§ **What you should do**
All entries below are to be set down again, identical to the source.

(Stored data)
········
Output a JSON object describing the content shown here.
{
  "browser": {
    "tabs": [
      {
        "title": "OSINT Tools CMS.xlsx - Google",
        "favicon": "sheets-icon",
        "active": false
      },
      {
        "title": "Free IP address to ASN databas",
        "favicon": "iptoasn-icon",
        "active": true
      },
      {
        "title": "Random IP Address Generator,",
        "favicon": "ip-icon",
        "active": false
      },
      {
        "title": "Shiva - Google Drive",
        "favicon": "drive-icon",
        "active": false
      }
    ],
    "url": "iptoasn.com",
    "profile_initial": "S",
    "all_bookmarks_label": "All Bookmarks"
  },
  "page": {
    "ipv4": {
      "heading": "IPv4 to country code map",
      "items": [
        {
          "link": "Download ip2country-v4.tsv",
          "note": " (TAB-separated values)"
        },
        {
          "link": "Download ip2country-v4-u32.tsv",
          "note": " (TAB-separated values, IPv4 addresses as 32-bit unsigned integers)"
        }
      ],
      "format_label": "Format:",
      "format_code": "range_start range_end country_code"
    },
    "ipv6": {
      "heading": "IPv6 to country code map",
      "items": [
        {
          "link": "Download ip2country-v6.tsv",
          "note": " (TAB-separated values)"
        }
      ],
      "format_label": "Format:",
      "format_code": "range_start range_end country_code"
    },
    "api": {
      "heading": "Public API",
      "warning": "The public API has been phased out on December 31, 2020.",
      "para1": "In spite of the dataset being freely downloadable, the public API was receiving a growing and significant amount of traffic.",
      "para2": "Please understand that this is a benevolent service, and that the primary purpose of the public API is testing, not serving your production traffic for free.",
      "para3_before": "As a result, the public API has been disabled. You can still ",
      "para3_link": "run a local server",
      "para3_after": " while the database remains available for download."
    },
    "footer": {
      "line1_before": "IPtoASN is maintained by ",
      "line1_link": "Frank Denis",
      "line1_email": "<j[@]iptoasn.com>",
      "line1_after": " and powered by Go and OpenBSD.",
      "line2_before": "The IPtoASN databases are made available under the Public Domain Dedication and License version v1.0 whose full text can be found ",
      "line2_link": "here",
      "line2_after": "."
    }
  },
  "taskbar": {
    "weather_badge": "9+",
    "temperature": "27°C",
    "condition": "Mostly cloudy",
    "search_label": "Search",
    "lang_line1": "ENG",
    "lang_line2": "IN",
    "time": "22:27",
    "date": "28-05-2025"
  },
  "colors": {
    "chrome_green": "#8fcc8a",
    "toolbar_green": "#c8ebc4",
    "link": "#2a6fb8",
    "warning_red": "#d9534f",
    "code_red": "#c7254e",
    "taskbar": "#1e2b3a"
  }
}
········
§ **Correct result**
Output a JSON object describing the content shown here.
{
  "browser": {
    "tabs": [
      {
        "title": "OSINT Tools CMS.xlsx - Google",
        "favicon": "sheets-icon",
        "active": false
      },
      {
        "title": "Free IP address to ASN databas",
        "favicon": "iptoasn-icon",
        "active": true
      },
      {
        "title": "Random IP Address Generator,",
        "favicon": "ip-icon",
        "active": false
      },
      {
        "title": "Shiva - Google Drive",
        "favicon": "drive-icon",
        "active": false
      }
    ],
    "url": "iptoasn.com",
    "profile_initial": "S",
    "all_bookmarks_label": "All Bookmarks"
  },
  "page": {
    "ipv4": {
      "heading": "IPv4 to country code map",
      "items": [
        {
          "link": "Download ip2country-v4.tsv",
          "note": " (TAB-separated values)"
        },
        {
          "link": "Download ip2country-v4-u32.tsv",
          "note": " (TAB-separated values, IPv4 addresses as 32-bit unsigned integers)"
        }
      ],
      "format_label": "Format:",
      "format_code": "range_start range_end country_code"
    },
    "ipv6": {
      "heading": "IPv6 to country code map",
      "items": [
        {
          "link": "Download ip2country-v6.tsv",
          "note": " (TAB-separated values)"
        }
      ],
      "format_label": "Format:",
      "format_code": "range_start range_end country_code"
    },
    "api": {
      "heading": "Public API",
      "warning": "The public API has been phased out on December 31, 2020.",
      "para1": "In spite of the dataset being freely downloadable, the public API was receiving a growing and significant amount of traffic.",
      "para2": "Please understand that this is a benevolent service, and that the primary purpose of the public API is testing, not serving your production traffic for free.",
      "para3_before": "As a result, the public API has been disabled. You can still ",
      "para3_link": "run a local server",
      "para3_after": " while the database remains available for download."
    },
    "footer": {
      "line1_before": "IPtoASN is maintained by ",
      "line1_link": "Frank Denis",
      "line1_email": "<j[@]iptoasn.com>",
      "line1_after": " and powered by Go and OpenBSD.",
      "line2_before": "The IPtoASN databases are made available under the Public Domain Dedication and License version v1.0 whose full text can be found ",
      "line2_link": "here",
      "line2_after": "."
    }
  },
  "taskbar": {
    "weather_badge": "9+",
    "temperature": "27°C",
    "condition": "Mostly cloudy",
    "search_label": "Search",
    "lang_line1": "ENG",
    "lang_line2": "IN",
    "time": "22:27",
    "date": "28-05-2025"
  },
  "colors": {
    "chrome_green": "#8fcc8a",
    "toolbar_green": "#c8ebc4",
    "link": "#2a6fb8",
    "warning_red": "#d9534f",
    "code_red": "#c7254e",
    "taskbar": "#1e2b3a"
  }
}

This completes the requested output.